Direction:
Identify the lines bearing the string "والتوزيع" and gather them.

--------

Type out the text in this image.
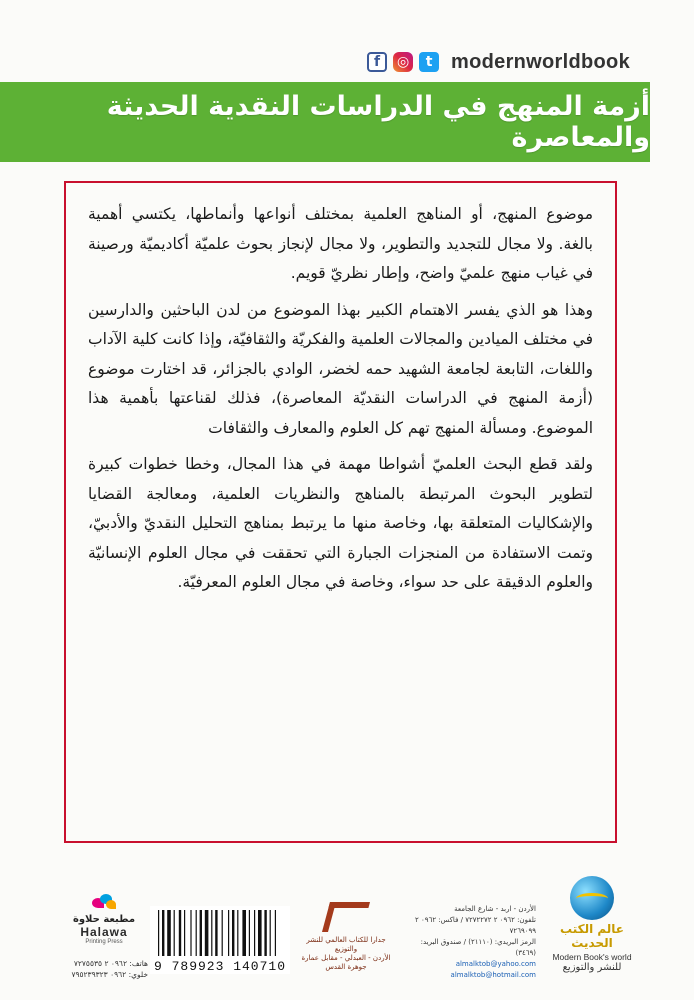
f	◎	t modernworldbook
أزمة المنهج في الدراسات النقدية الحديثة والمعاصرة

موضوع المنهج، أو المناهج العلمية بمختلف أنواعها وأنماطها، يكتسي أهمية بالغة. ولا مجال للتجديد والتطوير، ولا مجال لإنجاز بحوث علميّة أكاديميّة ورصينة في غياب منهج علميّ واضح، وإطار نظريّ قويم.

وهذا هو الذي يفسر الاهتمام الكبير بهذا الموضوع من لدن الباحثين والدارسين في مختلف الميادين والمجالات العلمية والفكريّة والثقافيّة، وإذا كانت كلية الآداب واللغات، التابعة لجامعة الشهيد حمه لخضر، الوادي بالجزائر، قد اختارت موضوع (أزمة المنهج في الدراسات النقديّة المعاصرة)، فذلك لقناعتها بأهمية هذا الموضوع. ومسألة المنهج تهم كل العلوم والمعارف والثقافات

ولقد قطع البحث العلميّ أشواطا مهمة في هذا المجال، وخطا خطوات كبيرة لتطوير البحوث المرتبطة بالمناهج والنظريات العلمية، ومعالجة القضايا والإشكاليات المتعلقة بها، وخاصة منها ما يرتبط بمناهج التحليل النقديّ والأدبيّ، وتمت الاستفادة من المنجزات الجبارة التي تحققت في مجال العلوم الإنسانيّة والعلوم الدقيقة على حد سواء، وخاصة في مجال العلوم المعرفيّة.

عالم الكتب الحديث
Modern Book's world
للنشر والتوزيع
الأردن - اربد - شارع الجامعة
تلفون: ٠٩٦٢ ٢ ٧٢٧٢٢٧٢ / فاكس: ٠٩٦٢ ٢ ٧٢٦٩٠٩٩
الرمز البريدي: (٢١١١٠) / صندوق البريد: (٣٤٦٩)
almalktob@yahoo.com
almalktob@hotmail.com
جدارا للكتاب العالمي للنشر والتوزيع
الأردن - العبدلي - مقابل عمارة جوهرة القدس
9 789923 140710
مطبعة حلاوة
Halawa
Printing Press
هاتف: ٠٩٦٢ ٢ ٧٢٧٥٥٣٥
خلوي: ٠٩٦٢ ٧٩٥٢٣٩٣٢٣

--------

Expected answer:
للنشر والتوزيع
جدارا للكتاب العالمي للنشر والتوزيع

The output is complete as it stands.